◆ **Exercise requirements**
Of all the lines in these entries, how many contain the string "Výstražné"? Give only that count.

◆ **Given records**

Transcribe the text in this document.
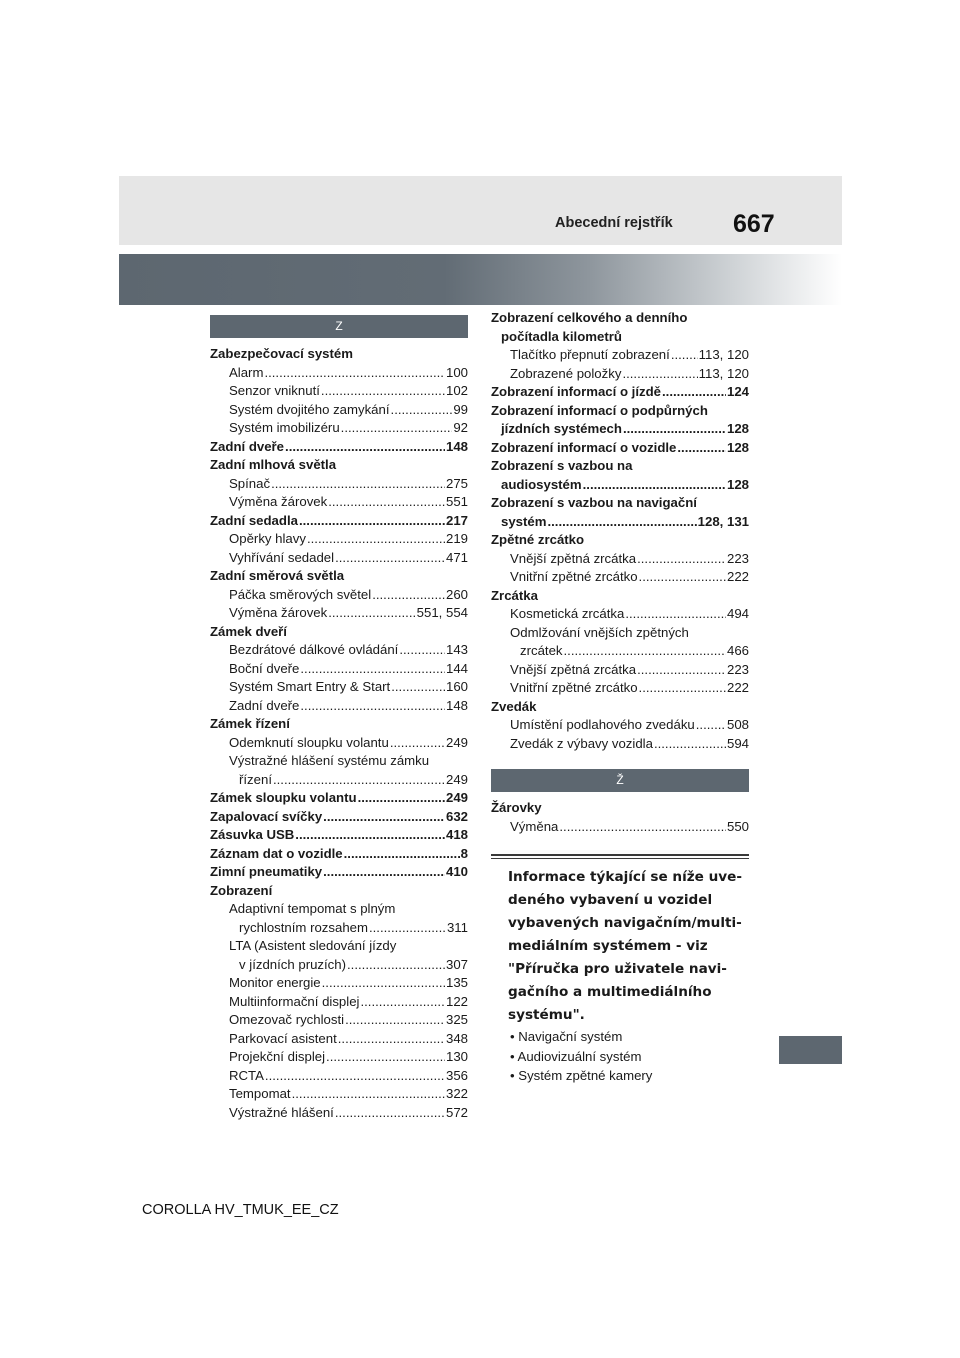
Abecední rejstřík 667
Z
Zabezpečovací systém
Alarm .....	100
Senzor vniknutí .....	102
Systém dvojitého zamykání .....	99
Systém imobilizéru .....	92
Zadní dveře .....	148
Zadní mlhová světla
Spínač .....	275
Výměna žárovek .....	551
Zadní sedadla .....	217
Opěrky hlavy .....	219
Vyhřívání sedadel .....	471
Zadní směrová světla
Páčka směrových světel .....	260
Výměna žárovek .....	551, 554
Zámek dveří
Bezdrátové dálkové ovládání .....	143
Boční dveře .....	144
Systém Smart Entry & Start .....	160
Zadní dveře .....	148
Zámek řízení
Odemknutí sloupku volantu .....	249
Výstražné hlášení systému zámku
řízení .....	249
Zámek sloupku volantu .....	249
Zapalovací svíčky .....	632
Zásuvka USB .....	418
Záznam dat o vozidle .....	8
Zimní pneumatiky .....	410
Zobrazení
Adaptivní tempomat s plným
rychlostním rozsahem .....	311
LTA (Asistent sledování jízdy
v jízdních pruzích) .....	307
Monitor energie .....	135
Multiinformační displej .....	122
Omezovač rychlosti .....	325
Parkovací asistent .....	348
Projekční displej .....	130
RCTA .....	356
Tempomat .....	322
Výstražné hlášení .....	572
Zobrazení celkového a denního
počítadla kilometrů
Tlačítko přepnutí zobrazení ..... 113, 120
Zobrazené položky .....	113, 120
Zobrazení informací o jízdě .....	124
Zobrazení informací o podpůrných
jízdních systémech .....	128
Zobrazení informací o vozidle .....	128
Zobrazení s vazbou na
audiosystém .....	128
Zobrazení s vazbou na navigační
systém .....	128, 131
Zpětné zrcátko
Vnější zpětná zrcátka .....	223
Vnitřní zpětné zrcátko .....	222
Zrcátka
Kosmetická zrcátka .....	494
Odmlžování vnějších zpětných
zrcátek .....	466
Vnější zpětná zrcátka .....	223
Vnitřní zpětné zrcátko .....	222
Zvedák
Umístění podlahového zvedáku ..... 508
Zvedák z výbavy vozidla .....	594
Ž
Žárovky
Výměna .....	550
Informace týkající se níže uve-
deného vybavení u vozidel
vybavených navigačním/multi-
mediálním systémem - viz
"Příručka pro uživatele navi-
gačního a multimediálního
systému".
• Navigační systém
• Audiovizuální systém
• Systém zpětné kamery
COROLLA HV_TMUK_EE_CZ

◆ **Task response**
2